Start INFORMATION SUPPLIED

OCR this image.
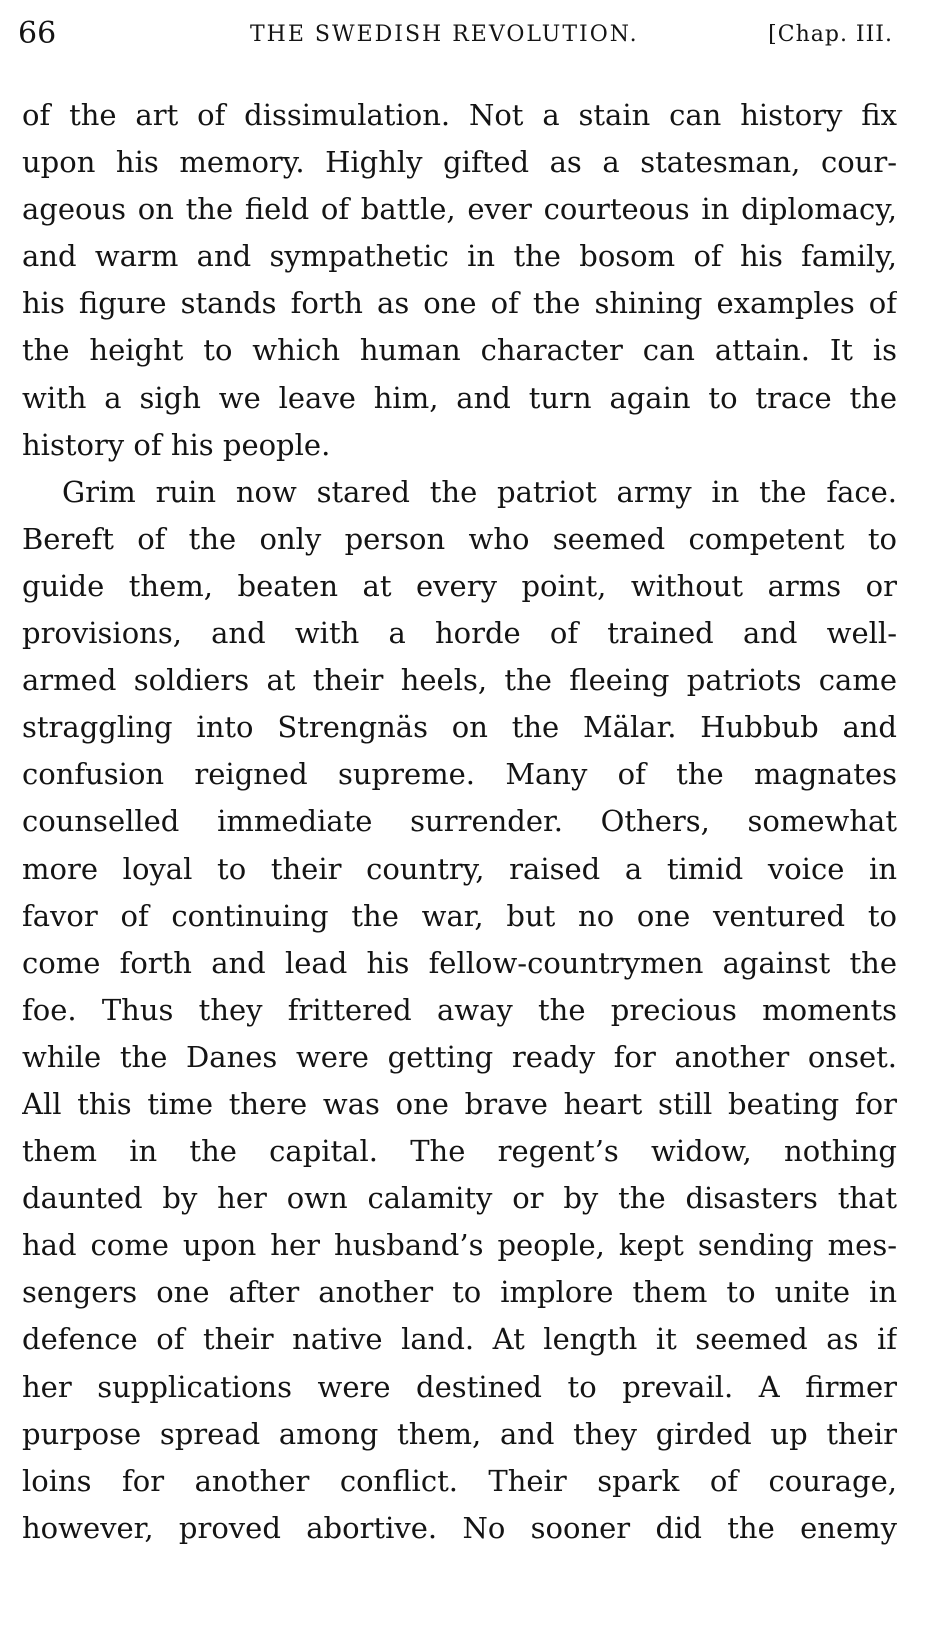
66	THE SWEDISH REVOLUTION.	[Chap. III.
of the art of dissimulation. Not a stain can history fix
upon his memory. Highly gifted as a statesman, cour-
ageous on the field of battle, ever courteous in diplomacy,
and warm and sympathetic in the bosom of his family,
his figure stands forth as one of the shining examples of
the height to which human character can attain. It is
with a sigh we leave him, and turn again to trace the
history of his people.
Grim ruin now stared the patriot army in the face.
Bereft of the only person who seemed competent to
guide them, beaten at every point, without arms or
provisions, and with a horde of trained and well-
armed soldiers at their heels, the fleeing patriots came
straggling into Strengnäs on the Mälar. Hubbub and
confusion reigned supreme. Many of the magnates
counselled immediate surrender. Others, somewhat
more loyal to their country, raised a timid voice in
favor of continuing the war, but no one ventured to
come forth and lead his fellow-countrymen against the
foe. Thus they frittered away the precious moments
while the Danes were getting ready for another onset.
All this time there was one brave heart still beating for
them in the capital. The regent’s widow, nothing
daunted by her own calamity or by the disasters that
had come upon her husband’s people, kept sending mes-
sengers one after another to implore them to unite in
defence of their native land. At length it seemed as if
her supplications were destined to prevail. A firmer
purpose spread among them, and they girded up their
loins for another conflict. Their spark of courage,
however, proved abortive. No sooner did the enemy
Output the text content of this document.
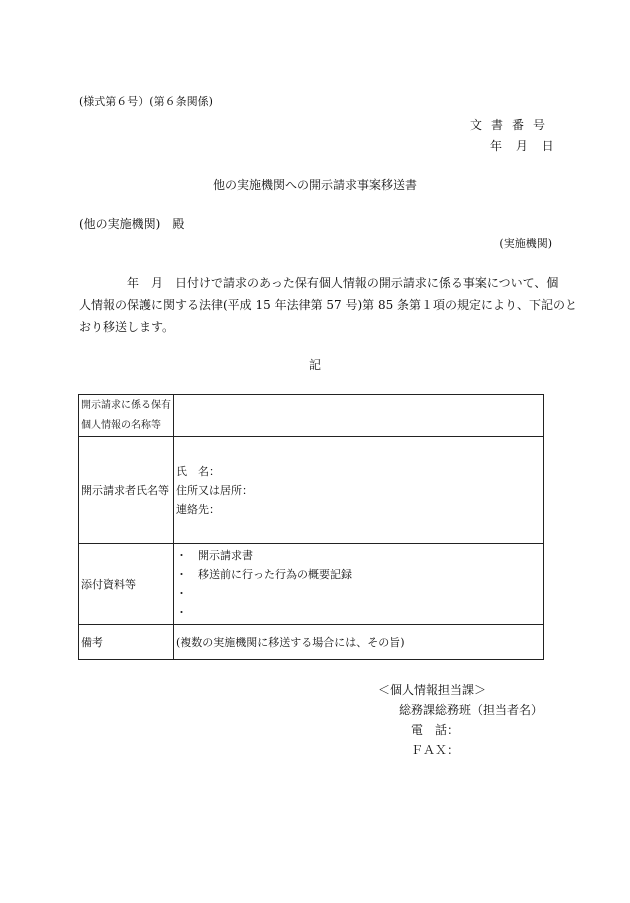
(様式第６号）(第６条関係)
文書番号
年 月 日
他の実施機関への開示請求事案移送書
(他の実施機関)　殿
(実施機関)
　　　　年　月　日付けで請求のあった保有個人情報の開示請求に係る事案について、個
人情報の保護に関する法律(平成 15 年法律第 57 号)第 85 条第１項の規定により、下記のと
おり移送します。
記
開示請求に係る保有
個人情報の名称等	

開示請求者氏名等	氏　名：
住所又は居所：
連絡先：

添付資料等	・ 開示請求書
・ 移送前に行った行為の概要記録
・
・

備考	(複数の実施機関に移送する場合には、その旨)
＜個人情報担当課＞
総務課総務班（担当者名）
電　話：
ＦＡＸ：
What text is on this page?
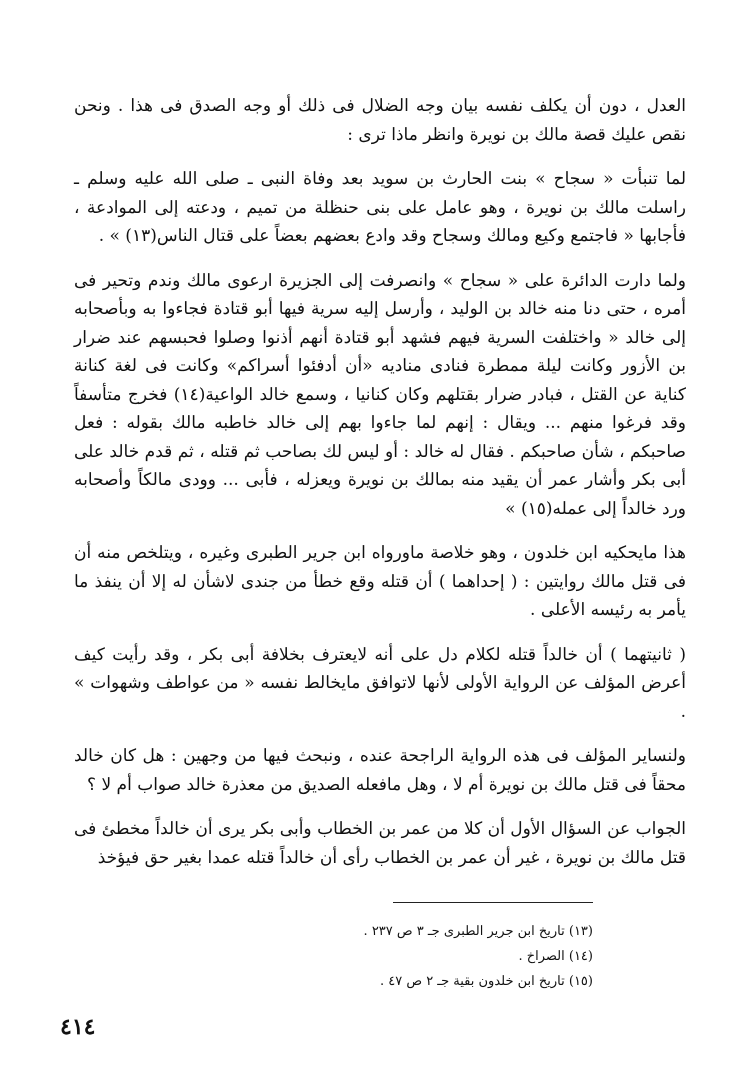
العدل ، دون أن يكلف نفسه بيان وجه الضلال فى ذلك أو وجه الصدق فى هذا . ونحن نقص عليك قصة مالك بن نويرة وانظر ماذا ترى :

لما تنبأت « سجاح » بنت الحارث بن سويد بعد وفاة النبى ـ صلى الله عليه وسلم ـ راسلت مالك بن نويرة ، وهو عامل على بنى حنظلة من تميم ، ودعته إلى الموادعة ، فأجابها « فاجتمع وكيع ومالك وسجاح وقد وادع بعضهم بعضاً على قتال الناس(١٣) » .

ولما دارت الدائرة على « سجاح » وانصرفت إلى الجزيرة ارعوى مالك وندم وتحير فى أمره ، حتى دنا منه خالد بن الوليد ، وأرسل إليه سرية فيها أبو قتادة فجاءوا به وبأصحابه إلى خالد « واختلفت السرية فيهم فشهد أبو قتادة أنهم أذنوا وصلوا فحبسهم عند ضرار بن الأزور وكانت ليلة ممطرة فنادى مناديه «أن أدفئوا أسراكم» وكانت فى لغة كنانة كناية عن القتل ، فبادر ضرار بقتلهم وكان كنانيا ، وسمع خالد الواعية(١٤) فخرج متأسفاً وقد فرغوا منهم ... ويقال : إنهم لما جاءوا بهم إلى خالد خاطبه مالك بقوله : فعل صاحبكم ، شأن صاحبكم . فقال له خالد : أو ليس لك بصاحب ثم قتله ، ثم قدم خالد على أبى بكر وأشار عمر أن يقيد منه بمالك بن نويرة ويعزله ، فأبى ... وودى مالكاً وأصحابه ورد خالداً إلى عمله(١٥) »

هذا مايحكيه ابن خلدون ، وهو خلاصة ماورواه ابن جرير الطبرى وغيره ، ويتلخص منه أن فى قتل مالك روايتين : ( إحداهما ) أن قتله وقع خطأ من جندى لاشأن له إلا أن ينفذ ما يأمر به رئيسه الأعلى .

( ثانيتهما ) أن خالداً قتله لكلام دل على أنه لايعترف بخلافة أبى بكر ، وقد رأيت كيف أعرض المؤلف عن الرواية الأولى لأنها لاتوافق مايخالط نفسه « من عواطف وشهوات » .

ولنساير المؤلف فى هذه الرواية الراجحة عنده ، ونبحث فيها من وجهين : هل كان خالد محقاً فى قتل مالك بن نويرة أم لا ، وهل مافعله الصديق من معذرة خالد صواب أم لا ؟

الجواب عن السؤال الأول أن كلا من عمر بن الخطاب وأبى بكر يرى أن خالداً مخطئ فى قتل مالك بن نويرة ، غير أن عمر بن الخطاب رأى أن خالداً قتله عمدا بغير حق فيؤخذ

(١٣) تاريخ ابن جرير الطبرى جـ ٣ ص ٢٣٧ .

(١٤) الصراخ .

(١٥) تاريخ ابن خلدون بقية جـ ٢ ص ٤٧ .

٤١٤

End INFORMATION SUPPLIED

> **EXERCISE DESCRIPTION**
Repeat the material verbatim. Do not carry over any picture.

> **RESPONSE TO THE TASK**
OCR this image.
66	THE SWEDISH REVOLUTION.	[Chap. III.
of the art of dissimulation. Not a stain can history fix
upon his memory. Highly gifted as a statesman, cour-
ageous on the field of battle, ever courteous in diplomacy,
and warm and sympathetic in the bosom of his family,
his figure stands forth as one of the shining examples of
the height to which human character can attain. It is
with a sigh we leave him, and turn again to trace the
history of his people.
Grim ruin now stared the patriot army in the face.
Bereft of the only person who seemed competent to
guide them, beaten at every point, without arms or
provisions, and with a horde of trained and well-
armed soldiers at their heels, the fleeing patriots came
straggling into Strengnäs on the Mälar. Hubbub and
confusion reigned supreme. Many of the magnates
counselled immediate surrender. Others, somewhat
more loyal to their country, raised a timid voice in
favor of continuing the war, but no one ventured to
come forth and lead his fellow-countrymen against the
foe. Thus they frittered away the precious moments
while the Danes were getting ready for another onset.
All this time there was one brave heart still beating for
them in the capital. The regent’s widow, nothing
daunted by her own calamity or by the disasters that
had come upon her husband’s people, kept sending mes-
sengers one after another to implore them to unite in
defence of their native land. At length it seemed as if
her supplications were destined to prevail. A firmer
purpose spread among them, and they girded up their
loins for another conflict. Their spark of courage,
however, proved abortive. No sooner did the enemy
Output the text content of this document.
(様式第６号）(第６条関係)
文書番号
年 月 日
他の実施機関への開示請求事案移送書
(他の実施機関)　殿
(実施機関)
　　　　年　月　日付けで請求のあった保有個人情報の開示請求に係る事案について、個
人情報の保護に関する法律(平成 15 年法律第 57 号)第 85 条第１項の規定により、下記のと
おり移送します。
記
開示請求に係る保有
個人情報の名称等	

開示請求者氏名等	氏　名：
住所又は居所：
連絡先：

添付資料等	・ 開示請求書
・ 移送前に行った行為の概要記録
・
・

備考	(複数の実施機関に移送する場合には、その旨)
＜個人情報担当課＞
総務課総務班（担当者名）
電　話：
ＦＡＸ：
What text is on this page?
العدل ، دون أن يكلف نفسه بيان وجه الضلال فى ذلك أو وجه الصدق فى هذا . ونحن نقص عليك قصة مالك بن نويرة وانظر ماذا ترى :

لما تنبأت « سجاح » بنت الحارث بن سويد بعد وفاة النبى ـ صلى الله عليه وسلم ـ راسلت مالك بن نويرة ، وهو عامل على بنى حنظلة من تميم ، ودعته إلى الموادعة ، فأجابها « فاجتمع وكيع ومالك وسجاح وقد وادع بعضهم بعضاً على قتال الناس(١٣) » .

ولما دارت الدائرة على « سجاح » وانصرفت إلى الجزيرة ارعوى مالك وندم وتحير فى أمره ، حتى دنا منه خالد بن الوليد ، وأرسل إليه سرية فيها أبو قتادة فجاءوا به وبأصحابه إلى خالد « واختلفت السرية فيهم فشهد أبو قتادة أنهم أذنوا وصلوا فحبسهم عند ضرار بن الأزور وكانت ليلة ممطرة فنادى مناديه «أن أدفئوا أسراكم» وكانت فى لغة كنانة كناية عن القتل ، فبادر ضرار بقتلهم وكان كنانيا ، وسمع خالد الواعية(١٤) فخرج متأسفاً وقد فرغوا منهم ... ويقال : إنهم لما جاءوا بهم إلى خالد خاطبه مالك بقوله : فعل صاحبكم ، شأن صاحبكم . فقال له خالد : أو ليس لك بصاحب ثم قتله ، ثم قدم خالد على أبى بكر وأشار عمر أن يقيد منه بمالك بن نويرة ويعزله ، فأبى ... وودى مالكاً وأصحابه ورد خالداً إلى عمله(١٥) »

هذا مايحكيه ابن خلدون ، وهو خلاصة ماورواه ابن جرير الطبرى وغيره ، ويتلخص منه أن فى قتل مالك روايتين : ( إحداهما ) أن قتله وقع خطأ من جندى لاشأن له إلا أن ينفذ ما يأمر به رئيسه الأعلى .

( ثانيتهما ) أن خالداً قتله لكلام دل على أنه لايعترف بخلافة أبى بكر ، وقد رأيت كيف أعرض المؤلف عن الرواية الأولى لأنها لاتوافق مايخالط نفسه « من عواطف وشهوات » .

ولنساير المؤلف فى هذه الرواية الراجحة عنده ، ونبحث فيها من وجهين : هل كان خالد محقاً فى قتل مالك بن نويرة أم لا ، وهل مافعله الصديق من معذرة خالد صواب أم لا ؟

الجواب عن السؤال الأول أن كلا من عمر بن الخطاب وأبى بكر يرى أن خالداً مخطئ فى قتل مالك بن نويرة ، غير أن عمر بن الخطاب رأى أن خالداً قتله عمدا بغير حق فيؤخذ

(١٣) تاريخ ابن جرير الطبرى جـ ٣ ص ٢٣٧ .

(١٤) الصراخ .

(١٥) تاريخ ابن خلدون بقية جـ ٢ ص ٤٧ .

٤١٤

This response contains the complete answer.